## Record set
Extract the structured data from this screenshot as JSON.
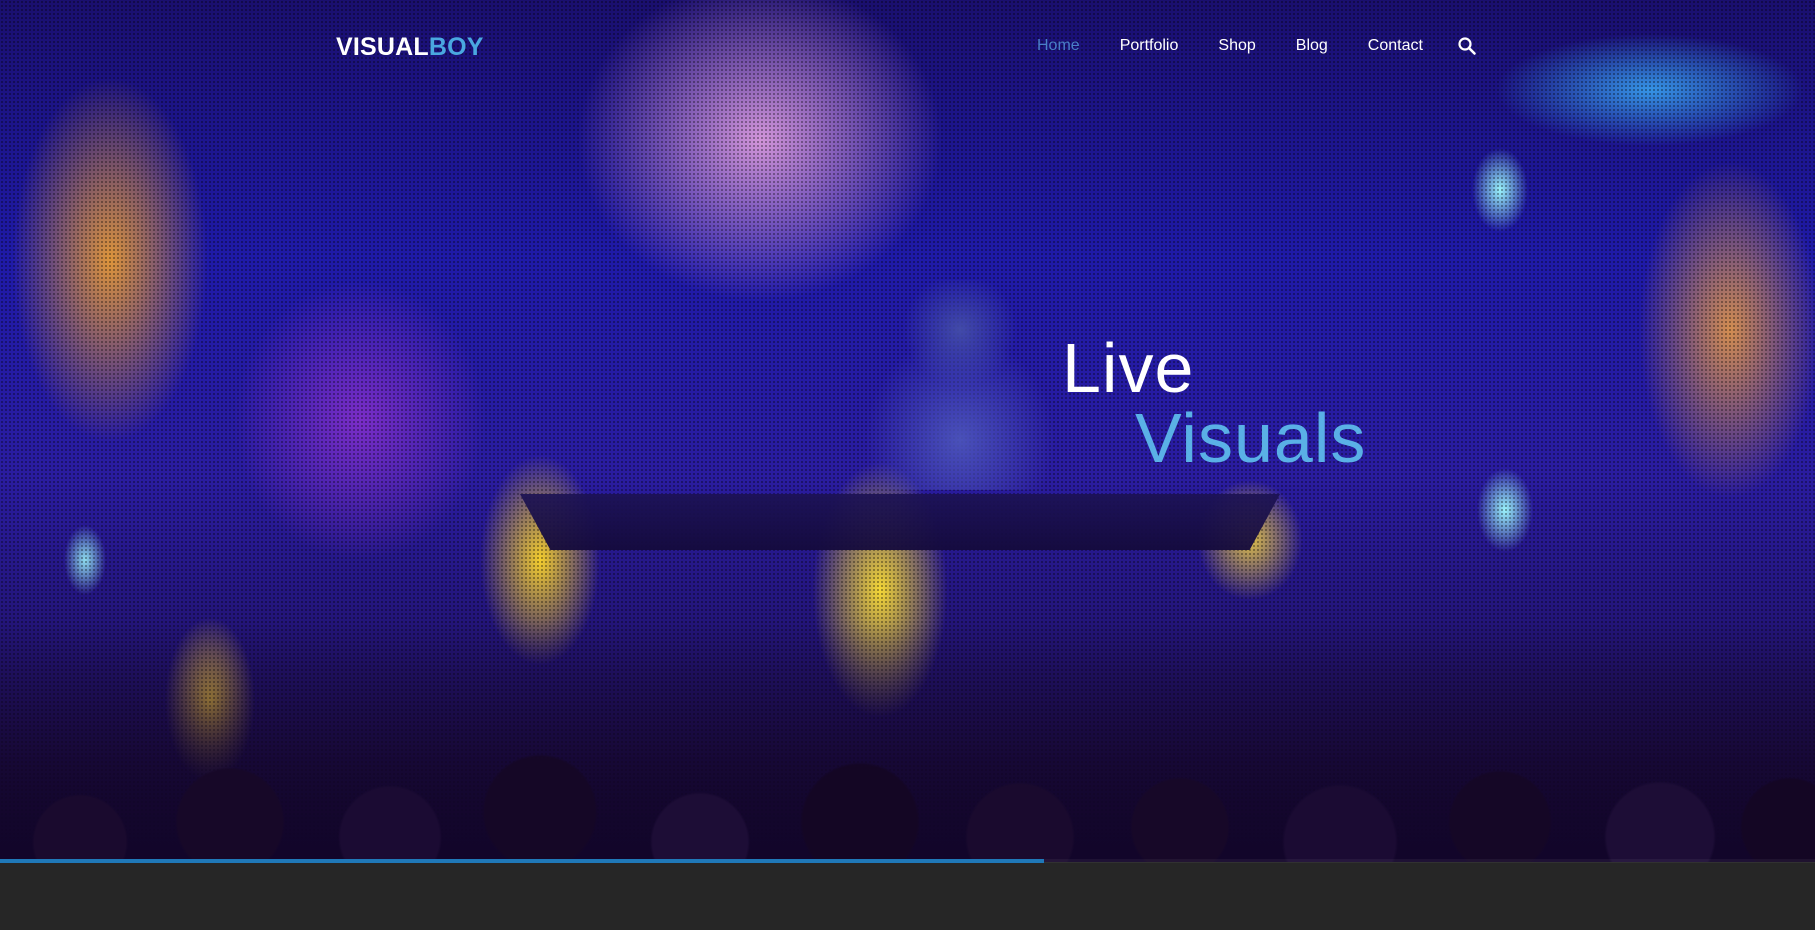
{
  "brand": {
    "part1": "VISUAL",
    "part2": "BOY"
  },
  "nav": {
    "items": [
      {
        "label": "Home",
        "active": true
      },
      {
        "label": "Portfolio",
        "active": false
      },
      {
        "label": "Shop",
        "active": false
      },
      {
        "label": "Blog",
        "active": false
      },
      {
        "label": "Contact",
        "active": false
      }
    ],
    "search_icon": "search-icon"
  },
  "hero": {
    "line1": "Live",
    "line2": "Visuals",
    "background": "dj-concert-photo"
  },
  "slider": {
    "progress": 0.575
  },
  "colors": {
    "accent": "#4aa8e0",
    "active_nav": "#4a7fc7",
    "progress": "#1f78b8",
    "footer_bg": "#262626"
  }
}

## Instructions for the task
Without the pictures, return all the records precisely as they stand.

## Reply
Extract the structured data from this screenshot as JSON.
{
  "brand": {
    "part1": "VISUAL",
    "part2": "BOY"
  },
  "nav": {
    "items": [
      {
        "label": "Home",
        "active": true
      },
      {
        "label": "Portfolio",
        "active": false
      },
      {
        "label": "Shop",
        "active": false
      },
      {
        "label": "Blog",
        "active": false
      },
      {
        "label": "Contact",
        "active": false
      }
    ],
    "search_icon": "search-icon"
  },
  "hero": {
    "line1": "Live",
    "line2": "Visuals",
    "background": "dj-concert-photo"
  },
  "slider": {
    "progress": 0.575
  },
  "colors": {
    "accent": "#4aa8e0",
    "active_nav": "#4a7fc7",
    "progress": "#1f78b8",
    "footer_bg": "#262626"
  }
}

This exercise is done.